RECORDS TO PROCESS

=-=-=-=-=

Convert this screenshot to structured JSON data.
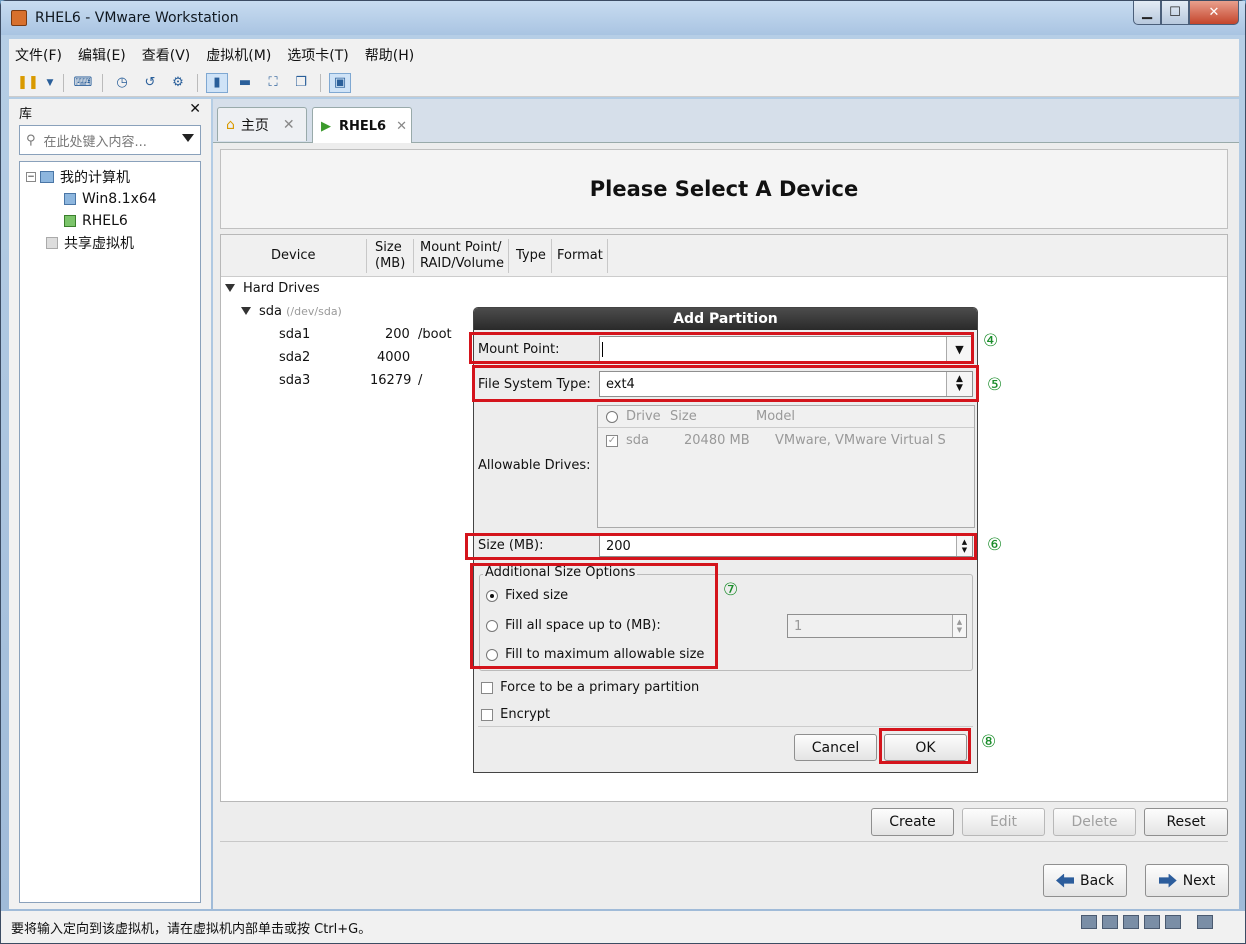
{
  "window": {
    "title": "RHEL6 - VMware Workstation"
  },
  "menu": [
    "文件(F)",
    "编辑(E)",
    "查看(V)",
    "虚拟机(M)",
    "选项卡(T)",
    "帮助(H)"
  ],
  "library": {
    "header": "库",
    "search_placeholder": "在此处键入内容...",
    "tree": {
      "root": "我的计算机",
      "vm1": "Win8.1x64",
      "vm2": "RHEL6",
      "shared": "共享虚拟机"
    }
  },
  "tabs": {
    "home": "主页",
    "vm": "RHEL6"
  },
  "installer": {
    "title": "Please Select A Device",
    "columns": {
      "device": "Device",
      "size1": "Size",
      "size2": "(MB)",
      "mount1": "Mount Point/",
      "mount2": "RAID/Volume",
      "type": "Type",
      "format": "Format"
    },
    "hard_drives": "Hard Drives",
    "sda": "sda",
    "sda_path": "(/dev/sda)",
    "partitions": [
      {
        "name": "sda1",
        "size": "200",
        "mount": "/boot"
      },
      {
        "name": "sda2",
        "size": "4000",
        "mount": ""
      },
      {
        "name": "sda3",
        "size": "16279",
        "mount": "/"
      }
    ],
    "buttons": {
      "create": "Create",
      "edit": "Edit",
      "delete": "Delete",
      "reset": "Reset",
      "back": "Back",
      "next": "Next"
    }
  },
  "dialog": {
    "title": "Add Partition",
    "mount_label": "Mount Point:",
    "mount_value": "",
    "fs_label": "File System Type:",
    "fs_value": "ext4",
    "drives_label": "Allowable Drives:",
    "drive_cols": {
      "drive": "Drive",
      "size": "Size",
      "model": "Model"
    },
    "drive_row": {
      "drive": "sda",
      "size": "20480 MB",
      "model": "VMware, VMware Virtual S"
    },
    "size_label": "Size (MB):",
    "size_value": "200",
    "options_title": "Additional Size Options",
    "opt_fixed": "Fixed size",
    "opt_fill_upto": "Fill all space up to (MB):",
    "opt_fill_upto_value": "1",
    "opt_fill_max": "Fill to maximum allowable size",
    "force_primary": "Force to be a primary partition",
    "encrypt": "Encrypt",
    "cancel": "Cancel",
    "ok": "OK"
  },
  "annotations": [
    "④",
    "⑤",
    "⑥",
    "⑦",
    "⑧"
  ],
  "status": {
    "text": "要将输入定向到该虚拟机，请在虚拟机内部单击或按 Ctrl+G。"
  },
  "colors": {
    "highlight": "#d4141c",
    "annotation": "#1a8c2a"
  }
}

=-=-=-=-=

DIRECTIONS FOR THIS TASK
Every record above should be transcribed exactly; the pictures stay out of the copy.

ANSWER BELOW
Convert this screenshot to structured JSON data.
{
  "window": {
    "title": "RHEL6 - VMware Workstation"
  },
  "menu": [
    "文件(F)",
    "编辑(E)",
    "查看(V)",
    "虚拟机(M)",
    "选项卡(T)",
    "帮助(H)"
  ],
  "library": {
    "header": "库",
    "search_placeholder": "在此处键入内容...",
    "tree": {
      "root": "我的计算机",
      "vm1": "Win8.1x64",
      "vm2": "RHEL6",
      "shared": "共享虚拟机"
    }
  },
  "tabs": {
    "home": "主页",
    "vm": "RHEL6"
  },
  "installer": {
    "title": "Please Select A Device",
    "columns": {
      "device": "Device",
      "size1": "Size",
      "size2": "(MB)",
      "mount1": "Mount Point/",
      "mount2": "RAID/Volume",
      "type": "Type",
      "format": "Format"
    },
    "hard_drives": "Hard Drives",
    "sda": "sda",
    "sda_path": "(/dev/sda)",
    "partitions": [
      {
        "name": "sda1",
        "size": "200",
        "mount": "/boot"
      },
      {
        "name": "sda2",
        "size": "4000",
        "mount": ""
      },
      {
        "name": "sda3",
        "size": "16279",
        "mount": "/"
      }
    ],
    "buttons": {
      "create": "Create",
      "edit": "Edit",
      "delete": "Delete",
      "reset": "Reset",
      "back": "Back",
      "next": "Next"
    }
  },
  "dialog": {
    "title": "Add Partition",
    "mount_label": "Mount Point:",
    "mount_value": "",
    "fs_label": "File System Type:",
    "fs_value": "ext4",
    "drives_label": "Allowable Drives:",
    "drive_cols": {
      "drive": "Drive",
      "size": "Size",
      "model": "Model"
    },
    "drive_row": {
      "drive": "sda",
      "size": "20480 MB",
      "model": "VMware, VMware Virtual S"
    },
    "size_label": "Size (MB):",
    "size_value": "200",
    "options_title": "Additional Size Options",
    "opt_fixed": "Fixed size",
    "opt_fill_upto": "Fill all space up to (MB):",
    "opt_fill_upto_value": "1",
    "opt_fill_max": "Fill to maximum allowable size",
    "force_primary": "Force to be a primary partition",
    "encrypt": "Encrypt",
    "cancel": "Cancel",
    "ok": "OK"
  },
  "annotations": [
    "④",
    "⑤",
    "⑥",
    "⑦",
    "⑧"
  ],
  "status": {
    "text": "要将输入定向到该虚拟机，请在虚拟机内部单击或按 Ctrl+G。"
  },
  "colors": {
    "highlight": "#d4141c",
    "annotation": "#1a8c2a"
  }
}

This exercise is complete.